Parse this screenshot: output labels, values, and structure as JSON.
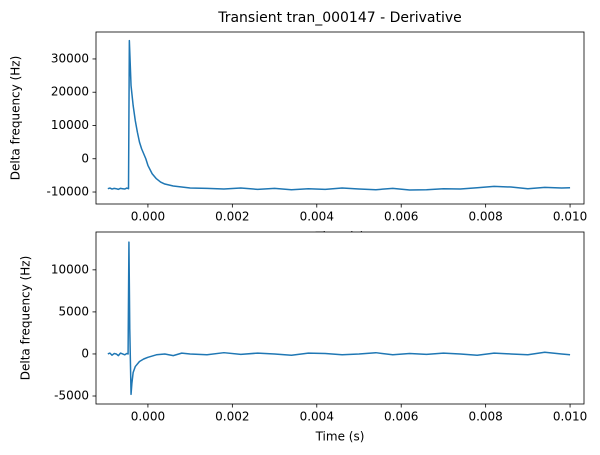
{
  "chart_data": [
    {
      "type": "line",
      "title": "Transient tran_000147 - Derivative",
      "xlabel": "Time (s)",
      "ylabel": "Delta frequency (Hz)",
      "color": "#1f77b4",
      "x": [
        -0.00095,
        -0.0009,
        -0.00085,
        -0.0008,
        -0.00075,
        -0.0007,
        -0.00065,
        -0.0006,
        -0.00055,
        -0.0005,
        -0.00046,
        -0.00044,
        -0.0004,
        -0.00035,
        -0.0003,
        -0.00025,
        -0.0002,
        -0.00015,
        -0.0001,
        -5e-05,
        0,
        0.0001,
        0.0002,
        0.0003,
        0.0004,
        0.0006,
        0.0008,
        0.001,
        0.0014,
        0.0018,
        0.0022,
        0.0026,
        0.003,
        0.0034,
        0.0038,
        0.0042,
        0.0046,
        0.005,
        0.0054,
        0.0058,
        0.0062,
        0.0066,
        0.007,
        0.0074,
        0.0078,
        0.0082,
        0.0086,
        0.009,
        0.0094,
        0.0098,
        0.01
      ],
      "values": [
        -9000,
        -8800,
        -9100,
        -8900,
        -9000,
        -9200,
        -8900,
        -9000,
        -9100,
        -8800,
        -9000,
        35500,
        22000,
        16000,
        11500,
        8000,
        5000,
        3000,
        1500,
        0,
        -2000,
        -4500,
        -6000,
        -7000,
        -7600,
        -8200,
        -8500,
        -8800,
        -8900,
        -9100,
        -8800,
        -9200,
        -8900,
        -9300,
        -9000,
        -9200,
        -8800,
        -9100,
        -9300,
        -8900,
        -9400,
        -9300,
        -9000,
        -9100,
        -8700,
        -8300,
        -8500,
        -9000,
        -8600,
        -8800,
        -8700
      ],
      "xlim": [
        -0.00123,
        0.01033
      ],
      "ylim": [
        -13600,
        38100
      ],
      "xticks": [
        {
          "value": 0,
          "label": "0.000"
        },
        {
          "value": 0.002,
          "label": "0.002"
        },
        {
          "value": 0.004,
          "label": "0.004"
        },
        {
          "value": 0.006,
          "label": "0.006"
        },
        {
          "value": 0.008,
          "label": "0.008"
        },
        {
          "value": 0.01,
          "label": "0.010"
        }
      ],
      "yticks": [
        -10000,
        0,
        10000,
        20000,
        30000
      ]
    },
    {
      "type": "line",
      "xlabel": "Time (s)",
      "ylabel": "Delta frequency (Hz)",
      "color": "#1f77b4",
      "x": [
        -0.00095,
        -0.0009,
        -0.00085,
        -0.0008,
        -0.00075,
        -0.0007,
        -0.00065,
        -0.0006,
        -0.00055,
        -0.0005,
        -0.00047,
        -0.00045,
        -0.00043,
        -0.0004,
        -0.00038,
        -0.00035,
        -0.0003,
        -0.0002,
        -0.0001,
        0,
        0.0002,
        0.0004,
        0.0006,
        0.0008,
        0.001,
        0.0014,
        0.0018,
        0.0022,
        0.0026,
        0.003,
        0.0034,
        0.0038,
        0.0042,
        0.0046,
        0.005,
        0.0054,
        0.0058,
        0.0062,
        0.0066,
        0.007,
        0.0074,
        0.0078,
        0.0082,
        0.0086,
        0.009,
        0.0094,
        0.0098,
        0.01
      ],
      "values": [
        0,
        100,
        -150,
        50,
        0,
        -200,
        100,
        0,
        -100,
        50,
        0,
        13300,
        3000,
        -4800,
        -3500,
        -2200,
        -1500,
        -900,
        -600,
        -400,
        -100,
        0,
        -200,
        100,
        0,
        -100,
        150,
        -50,
        100,
        0,
        -150,
        100,
        50,
        -100,
        0,
        150,
        -100,
        50,
        -50,
        100,
        0,
        -150,
        100,
        0,
        -100,
        200,
        0,
        -100
      ],
      "xlim": [
        -0.00123,
        0.01033
      ],
      "ylim": [
        -5950,
        14500
      ],
      "xticks": [
        {
          "value": 0,
          "label": "0.000"
        },
        {
          "value": 0.002,
          "label": "0.002"
        },
        {
          "value": 0.004,
          "label": "0.004"
        },
        {
          "value": 0.006,
          "label": "0.006"
        },
        {
          "value": 0.008,
          "label": "0.008"
        },
        {
          "value": 0.01,
          "label": "0.010"
        }
      ],
      "yticks": [
        -5000,
        0,
        5000,
        10000
      ]
    }
  ]
}
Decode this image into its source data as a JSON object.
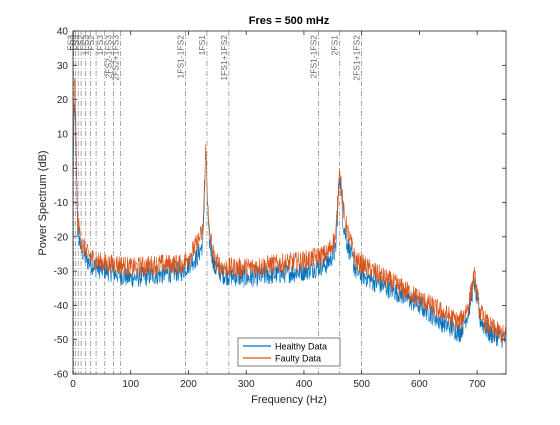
{
  "chart_data": {
    "type": "line",
    "title": "Fres = 500 mHz",
    "xlabel": "Frequency (Hz)",
    "ylabel": "Power Spectrum (dB)",
    "xlim": [
      0,
      750
    ],
    "ylim": [
      -60,
      40
    ],
    "xticks": [
      0,
      100,
      200,
      300,
      400,
      500,
      600,
      700
    ],
    "yticks": [
      -60,
      -50,
      -40,
      -30,
      -20,
      -10,
      0,
      10,
      20,
      30,
      40
    ],
    "grid": false,
    "legend_position": "bottom-center",
    "colors": {
      "healthy": "#0072BD",
      "faulty": "#D95319",
      "axis": "#262626",
      "marker": "#808080"
    },
    "series": [
      {
        "name": "Healthy Data",
        "color": "#0072BD",
        "x": [
          0,
          3,
          8,
          15,
          25,
          40,
          60,
          80,
          100,
          150,
          190,
          200,
          215,
          225,
          230,
          235,
          245,
          260,
          300,
          350,
          400,
          440,
          455,
          462,
          468,
          475,
          490,
          520,
          560,
          600,
          640,
          670,
          685,
          695,
          705,
          720,
          750
        ],
        "y": [
          0,
          20,
          -18,
          -24,
          -27,
          -29,
          -30,
          -31,
          -32,
          -31,
          -30,
          -28,
          -26,
          -22,
          5,
          -20,
          -29,
          -31,
          -32,
          -31,
          -30,
          -28,
          -24,
          -1,
          -16,
          -22,
          -30,
          -33,
          -36,
          -40,
          -45,
          -48,
          -42,
          -33,
          -44,
          -48,
          -50
        ]
      },
      {
        "name": "Faulty Data",
        "color": "#D95319",
        "x": [
          0,
          3,
          8,
          15,
          25,
          40,
          60,
          80,
          100,
          150,
          190,
          200,
          215,
          225,
          230,
          235,
          245,
          260,
          300,
          350,
          400,
          440,
          455,
          462,
          468,
          475,
          490,
          520,
          560,
          600,
          640,
          670,
          685,
          695,
          705,
          720,
          750
        ],
        "y": [
          0,
          30,
          -15,
          -22,
          -25,
          -27,
          -28,
          -28,
          -29,
          -28,
          -28,
          -26,
          -22,
          -18,
          6,
          -17,
          -27,
          -29,
          -29,
          -28,
          -27,
          -25,
          -20,
          1,
          -12,
          -18,
          -27,
          -30,
          -34,
          -38,
          -42,
          -45,
          -40,
          -31,
          -42,
          -46,
          -49
        ]
      }
    ],
    "markers": [
      {
        "x": 1,
        "label": ""
      },
      {
        "x": 4,
        "label": "FS3"
      },
      {
        "x": 9,
        "label": "FS3"
      },
      {
        "x": 14,
        "label": "FS3"
      },
      {
        "x": 22,
        "label": "FS2"
      },
      {
        "x": 30,
        "label": "1FS3"
      },
      {
        "x": 40,
        "label": "FS2"
      },
      {
        "x": 55,
        "label": "1FS3"
      },
      {
        "x": 70,
        "label": "2FS2-1FS3"
      },
      {
        "x": 82,
        "label": "2FS2+1FS3"
      },
      {
        "x": 195,
        "label": "1FS1-1FS2"
      },
      {
        "x": 232,
        "label": "1FS1"
      },
      {
        "x": 270,
        "label": "1FS1+1FS2"
      },
      {
        "x": 425,
        "label": "2FS1-1FS2"
      },
      {
        "x": 462,
        "label": "2FS1"
      },
      {
        "x": 500,
        "label": "2FS1+1FS2"
      }
    ]
  }
}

□ □ □ □ □

Pictures appear in the records above. Output everything except them, exactly.

* Result of this task:
Parse this screenshot: output labels, values, and structure as JSON.
{
  "chart_data": [
    {
      "type": "line",
      "title": "Transient tran_000147 - Derivative",
      "xlabel": "Time (s)",
      "ylabel": "Delta frequency (Hz)",
      "color": "#1f77b4",
      "x": [
        -0.00095,
        -0.0009,
        -0.00085,
        -0.0008,
        -0.00075,
        -0.0007,
        -0.00065,
        -0.0006,
        -0.00055,
        -0.0005,
        -0.00046,
        -0.00044,
        -0.0004,
        -0.00035,
        -0.0003,
        -0.00025,
        -0.0002,
        -0.00015,
        -0.0001,
        -5e-05,
        0,
        0.0001,
        0.0002,
        0.0003,
        0.0004,
        0.0006,
        0.0008,
        0.001,
        0.0014,
        0.0018,
        0.0022,
        0.0026,
        0.003,
        0.0034,
        0.0038,
        0.0042,
        0.0046,
        0.005,
        0.0054,
        0.0058,
        0.0062,
        0.0066,
        0.007,
        0.0074,
        0.0078,
        0.0082,
        0.0086,
        0.009,
        0.0094,
        0.0098,
        0.01
      ],
      "values": [
        -9000,
        -8800,
        -9100,
        -8900,
        -9000,
        -9200,
        -8900,
        -9000,
        -9100,
        -8800,
        -9000,
        35500,
        22000,
        16000,
        11500,
        8000,
        5000,
        3000,
        1500,
        0,
        -2000,
        -4500,
        -6000,
        -7000,
        -7600,
        -8200,
        -8500,
        -8800,
        -8900,
        -9100,
        -8800,
        -9200,
        -8900,
        -9300,
        -9000,
        -9200,
        -8800,
        -9100,
        -9300,
        -8900,
        -9400,
        -9300,
        -9000,
        -9100,
        -8700,
        -8300,
        -8500,
        -9000,
        -8600,
        -8800,
        -8700
      ],
      "xlim": [
        -0.00123,
        0.01033
      ],
      "ylim": [
        -13600,
        38100
      ],
      "xticks": [
        {
          "value": 0,
          "label": "0.000"
        },
        {
          "value": 0.002,
          "label": "0.002"
        },
        {
          "value": 0.004,
          "label": "0.004"
        },
        {
          "value": 0.006,
          "label": "0.006"
        },
        {
          "value": 0.008,
          "label": "0.008"
        },
        {
          "value": 0.01,
          "label": "0.010"
        }
      ],
      "yticks": [
        -10000,
        0,
        10000,
        20000,
        30000
      ]
    },
    {
      "type": "line",
      "xlabel": "Time (s)",
      "ylabel": "Delta frequency (Hz)",
      "color": "#1f77b4",
      "x": [
        -0.00095,
        -0.0009,
        -0.00085,
        -0.0008,
        -0.00075,
        -0.0007,
        -0.00065,
        -0.0006,
        -0.00055,
        -0.0005,
        -0.00047,
        -0.00045,
        -0.00043,
        -0.0004,
        -0.00038,
        -0.00035,
        -0.0003,
        -0.0002,
        -0.0001,
        0,
        0.0002,
        0.0004,
        0.0006,
        0.0008,
        0.001,
        0.0014,
        0.0018,
        0.0022,
        0.0026,
        0.003,
        0.0034,
        0.0038,
        0.0042,
        0.0046,
        0.005,
        0.0054,
        0.0058,
        0.0062,
        0.0066,
        0.007,
        0.0074,
        0.0078,
        0.0082,
        0.0086,
        0.009,
        0.0094,
        0.0098,
        0.01
      ],
      "values": [
        0,
        100,
        -150,
        50,
        0,
        -200,
        100,
        0,
        -100,
        50,
        0,
        13300,
        3000,
        -4800,
        -3500,
        -2200,
        -1500,
        -900,
        -600,
        -400,
        -100,
        0,
        -200,
        100,
        0,
        -100,
        150,
        -50,
        100,
        0,
        -150,
        100,
        50,
        -100,
        0,
        150,
        -100,
        50,
        -50,
        100,
        0,
        -150,
        100,
        0,
        -100,
        200,
        0,
        -100
      ],
      "xlim": [
        -0.00123,
        0.01033
      ],
      "ylim": [
        -5950,
        14500
      ],
      "xticks": [
        {
          "value": 0,
          "label": "0.000"
        },
        {
          "value": 0.002,
          "label": "0.002"
        },
        {
          "value": 0.004,
          "label": "0.004"
        },
        {
          "value": 0.006,
          "label": "0.006"
        },
        {
          "value": 0.008,
          "label": "0.008"
        },
        {
          "value": 0.01,
          "label": "0.010"
        }
      ],
      "yticks": [
        -5000,
        0,
        5000,
        10000
      ]
    }
  ]
}
Decode this image into its source data as a JSON object.
{
  "chart_data": {
    "type": "line",
    "title": "Fres = 500 mHz",
    "xlabel": "Frequency (Hz)",
    "ylabel": "Power Spectrum (dB)",
    "xlim": [
      0,
      750
    ],
    "ylim": [
      -60,
      40
    ],
    "xticks": [
      0,
      100,
      200,
      300,
      400,
      500,
      600,
      700
    ],
    "yticks": [
      -60,
      -50,
      -40,
      -30,
      -20,
      -10,
      0,
      10,
      20,
      30,
      40
    ],
    "grid": false,
    "legend_position": "bottom-center",
    "colors": {
      "healthy": "#0072BD",
      "faulty": "#D95319",
      "axis": "#262626",
      "marker": "#808080"
    },
    "series": [
      {
        "name": "Healthy Data",
        "color": "#0072BD",
        "x": [
          0,
          3,
          8,
          15,
          25,
          40,
          60,
          80,
          100,
          150,
          190,
          200,
          215,
          225,
          230,
          235,
          245,
          260,
          300,
          350,
          400,
          440,
          455,
          462,
          468,
          475,
          490,
          520,
          560,
          600,
          640,
          670,
          685,
          695,
          705,
          720,
          750
        ],
        "y": [
          0,
          20,
          -18,
          -24,
          -27,
          -29,
          -30,
          -31,
          -32,
          -31,
          -30,
          -28,
          -26,
          -22,
          5,
          -20,
          -29,
          -31,
          -32,
          -31,
          -30,
          -28,
          -24,
          -1,
          -16,
          -22,
          -30,
          -33,
          -36,
          -40,
          -45,
          -48,
          -42,
          -33,
          -44,
          -48,
          -50
        ]
      },
      {
        "name": "Faulty Data",
        "color": "#D95319",
        "x": [
          0,
          3,
          8,
          15,
          25,
          40,
          60,
          80,
          100,
          150,
          190,
          200,
          215,
          225,
          230,
          235,
          245,
          260,
          300,
          350,
          400,
          440,
          455,
          462,
          468,
          475,
          490,
          520,
          560,
          600,
          640,
          670,
          685,
          695,
          705,
          720,
          750
        ],
        "y": [
          0,
          30,
          -15,
          -22,
          -25,
          -27,
          -28,
          -28,
          -29,
          -28,
          -28,
          -26,
          -22,
          -18,
          6,
          -17,
          -27,
          -29,
          -29,
          -28,
          -27,
          -25,
          -20,
          1,
          -12,
          -18,
          -27,
          -30,
          -34,
          -38,
          -42,
          -45,
          -40,
          -31,
          -42,
          -46,
          -49
        ]
      }
    ],
    "markers": [
      {
        "x": 1,
        "label": ""
      },
      {
        "x": 4,
        "label": "FS3"
      },
      {
        "x": 9,
        "label": "FS3"
      },
      {
        "x": 14,
        "label": "FS3"
      },
      {
        "x": 22,
        "label": "FS2"
      },
      {
        "x": 30,
        "label": "1FS3"
      },
      {
        "x": 40,
        "label": "FS2"
      },
      {
        "x": 55,
        "label": "1FS3"
      },
      {
        "x": 70,
        "label": "2FS2-1FS3"
      },
      {
        "x": 82,
        "label": "2FS2+1FS3"
      },
      {
        "x": 195,
        "label": "1FS1-1FS2"
      },
      {
        "x": 232,
        "label": "1FS1"
      },
      {
        "x": 270,
        "label": "1FS1+1FS2"
      },
      {
        "x": 425,
        "label": "2FS1-1FS2"
      },
      {
        "x": 462,
        "label": "2FS1"
      },
      {
        "x": 500,
        "label": "2FS1+1FS2"
      }
    ]
  }
}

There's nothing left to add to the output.